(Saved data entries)
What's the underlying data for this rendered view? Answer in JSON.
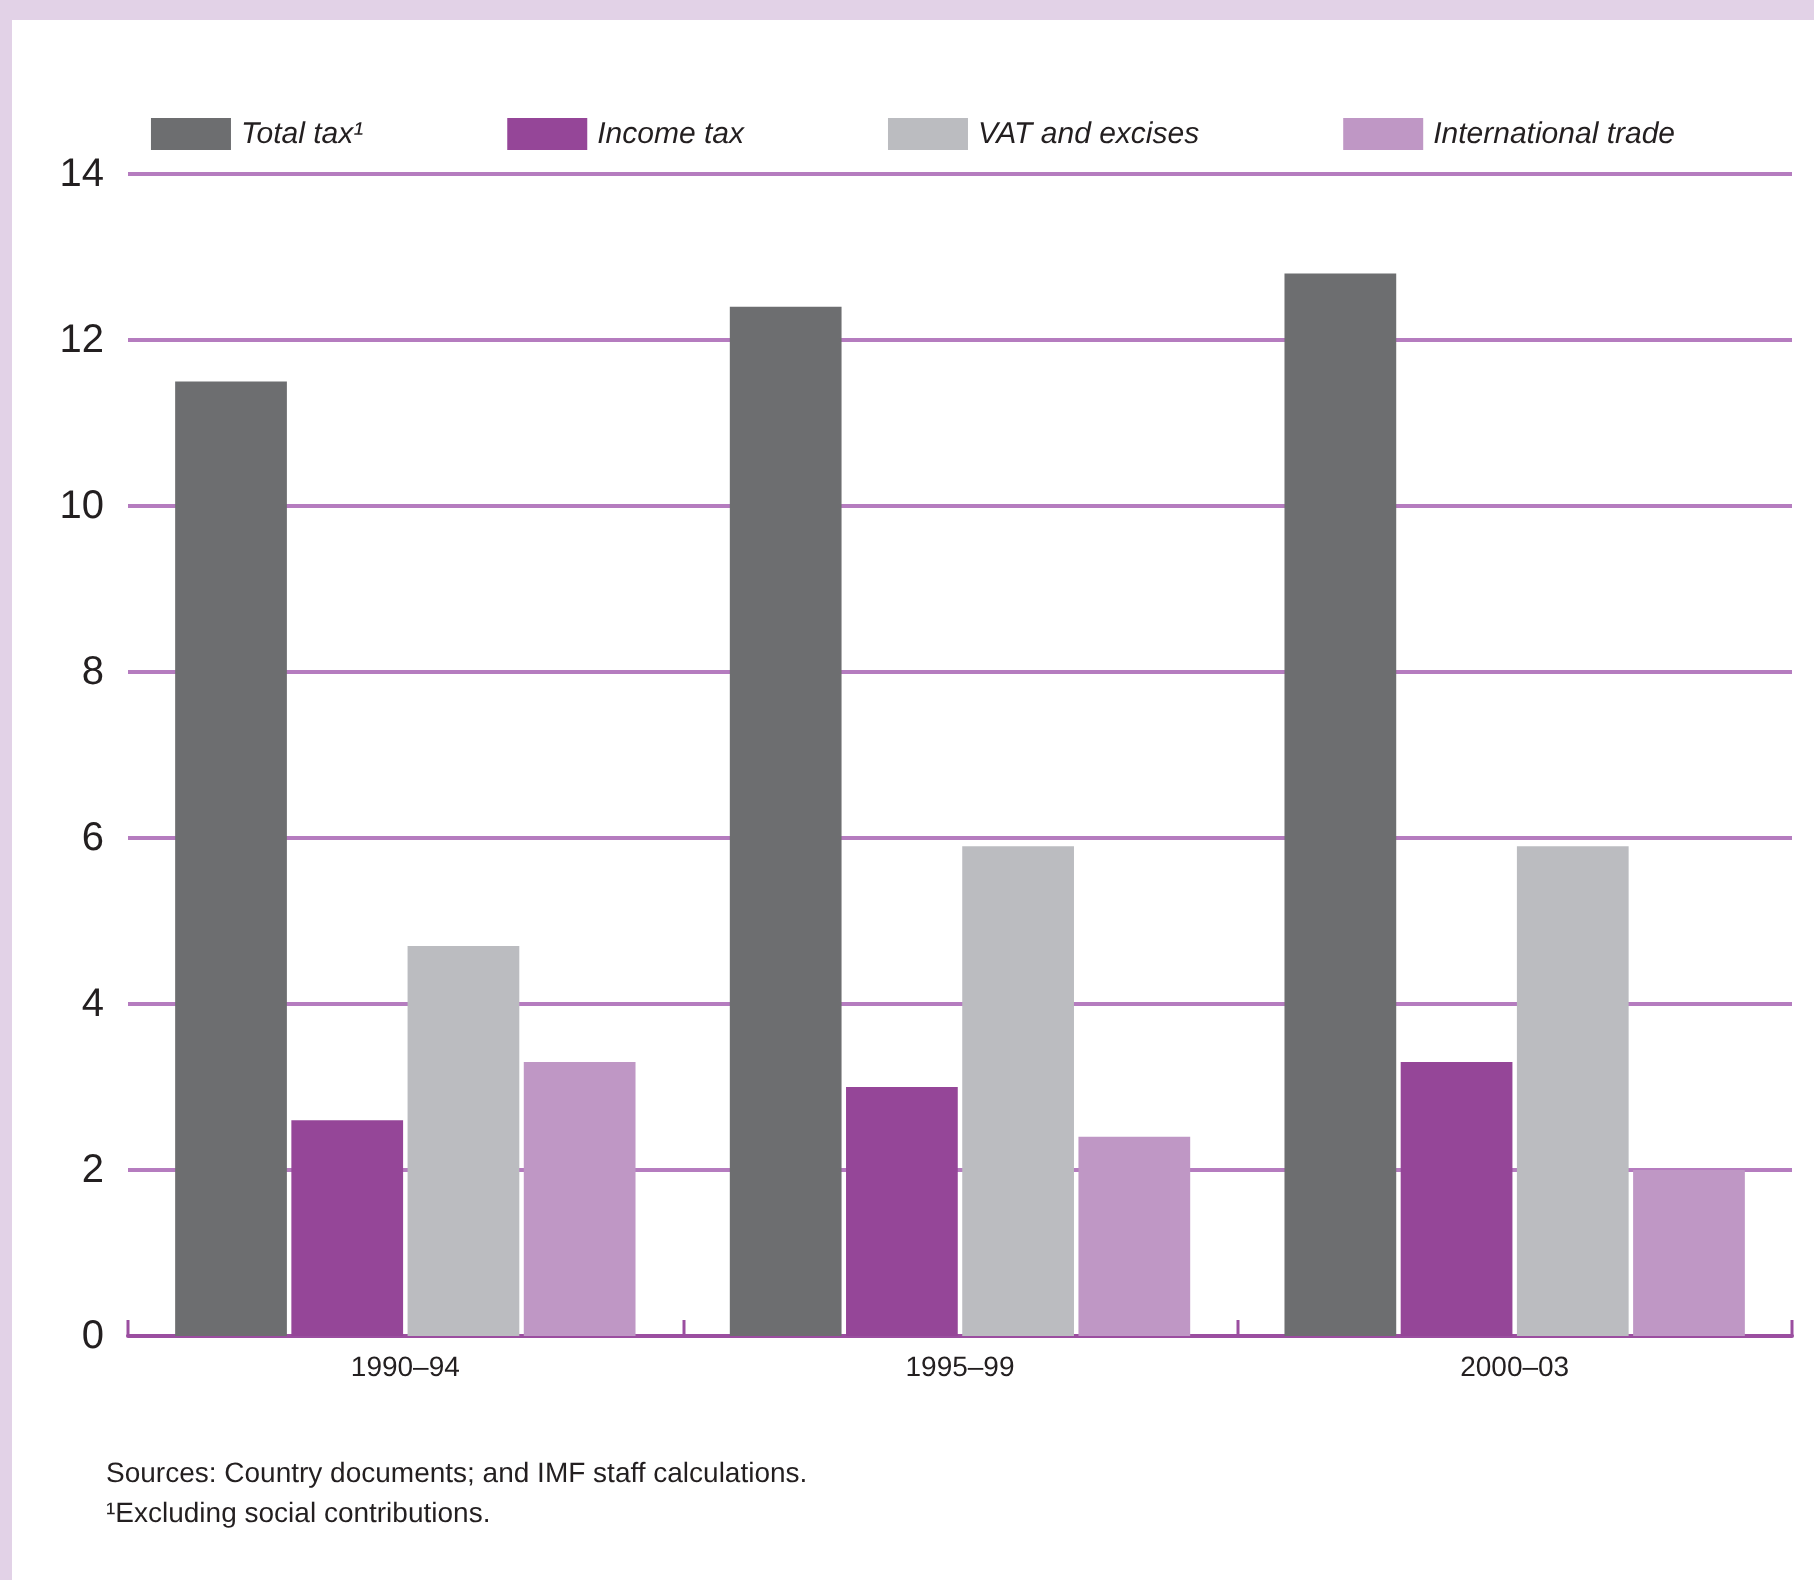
{
  "chart_data": {
    "type": "bar",
    "categories": [
      "1990–94",
      "1995–99",
      "2000–03"
    ],
    "series": [
      {
        "name": "Total tax¹",
        "color": "#6d6e70",
        "values": [
          11.5,
          12.4,
          12.8
        ]
      },
      {
        "name": "Income tax",
        "color": "#954698",
        "values": [
          2.6,
          3.0,
          3.3
        ]
      },
      {
        "name": "VAT and excises",
        "color": "#bbbcc0",
        "values": [
          4.7,
          5.9,
          5.9
        ]
      },
      {
        "name": "International trade",
        "color": "#bf97c5",
        "values": [
          3.3,
          2.4,
          2.0
        ]
      }
    ],
    "ylim": [
      0,
      14
    ],
    "yticks": [
      0,
      2,
      4,
      6,
      8,
      10,
      12,
      14
    ],
    "grid": "y",
    "legend": "top",
    "annotations": [
      "Sources: Country documents; and IMF staff calculations.",
      "¹Excluding social contributions."
    ]
  }
}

▶ GOAL
Work out how many lines of the data above contain the string "color" and give the number alone.

▶ OUTPUT OF THE EXERCISE
4